(Short problem) Reproduce the data below, changing every "Repeat Pass" to "Main Pass" and keeping all other text the same.

Layout coordinate data

----------------

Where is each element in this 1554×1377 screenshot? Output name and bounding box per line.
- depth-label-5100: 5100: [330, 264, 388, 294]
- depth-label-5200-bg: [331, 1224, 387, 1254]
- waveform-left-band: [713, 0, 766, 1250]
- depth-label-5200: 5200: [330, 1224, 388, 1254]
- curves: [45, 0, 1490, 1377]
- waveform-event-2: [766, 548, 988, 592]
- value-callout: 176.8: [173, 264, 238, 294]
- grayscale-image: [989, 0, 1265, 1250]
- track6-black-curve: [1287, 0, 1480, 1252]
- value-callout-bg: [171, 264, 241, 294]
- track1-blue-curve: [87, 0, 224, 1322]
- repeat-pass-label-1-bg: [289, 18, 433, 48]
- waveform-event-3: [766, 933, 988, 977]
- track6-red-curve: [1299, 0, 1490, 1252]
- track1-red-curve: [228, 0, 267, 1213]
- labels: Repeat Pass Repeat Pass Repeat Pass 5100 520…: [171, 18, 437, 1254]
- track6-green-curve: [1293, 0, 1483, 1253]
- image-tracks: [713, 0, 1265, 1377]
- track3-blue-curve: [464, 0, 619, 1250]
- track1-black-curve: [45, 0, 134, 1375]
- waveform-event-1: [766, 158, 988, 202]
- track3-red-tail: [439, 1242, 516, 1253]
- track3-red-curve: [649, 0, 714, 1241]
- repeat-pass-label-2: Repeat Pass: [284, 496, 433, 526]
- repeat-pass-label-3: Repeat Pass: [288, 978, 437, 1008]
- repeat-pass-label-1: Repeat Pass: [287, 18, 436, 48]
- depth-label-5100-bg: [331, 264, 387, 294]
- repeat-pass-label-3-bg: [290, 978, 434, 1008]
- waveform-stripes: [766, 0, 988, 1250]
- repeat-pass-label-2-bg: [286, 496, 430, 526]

----------------

(Answer to the problem)
Where is each element in this 1554×1377 screenshot? Output name and bounding box per line.
- depth-label-5100: 5100: [330, 264, 388, 294]
- depth-label-5200-bg: [331, 1224, 387, 1254]
- waveform-left-band: [713, 0, 766, 1250]
- depth-label-5200: 5200: [330, 1224, 388, 1254]
- curves: [45, 0, 1490, 1377]
- waveform-event-2: [766, 548, 988, 592]
- value-callout: 176.8: [173, 264, 238, 294]
- grayscale-image: [989, 0, 1265, 1250]
- track6-black-curve: [1287, 0, 1480, 1252]
- value-callout-bg: [171, 264, 241, 294]
- track1-blue-curve: [87, 0, 224, 1322]
- repeat-pass-label-1-bg: [289, 18, 433, 48]
- waveform-event-3: [766, 933, 988, 977]
- track6-red-curve: [1299, 0, 1490, 1252]
- track1-red-curve: [228, 0, 267, 1213]
- labels: Main Pass Main Pass Main Pass 5100 520…: [171, 18, 437, 1254]
- track6-green-curve: [1293, 0, 1483, 1253]
- image-tracks: [713, 0, 1265, 1377]
- track3-blue-curve: [464, 0, 619, 1250]
- track1-black-curve: [45, 0, 134, 1375]
- waveform-event-1: [766, 158, 988, 202]
- track3-red-tail: [439, 1242, 516, 1253]
- track3-red-curve: [649, 0, 714, 1241]
- repeat-pass-label-2: Main Pass: [284, 496, 433, 526]
- repeat-pass-label-3: Main Pass: [288, 978, 437, 1008]
- repeat-pass-label-1: Main Pass: [287, 18, 436, 48]
- depth-label-5100-bg: [331, 264, 387, 294]
- repeat-pass-label-3-bg: [290, 978, 434, 1008]
- waveform-stripes: [766, 0, 988, 1250]
- repeat-pass-label-2-bg: [286, 496, 430, 526]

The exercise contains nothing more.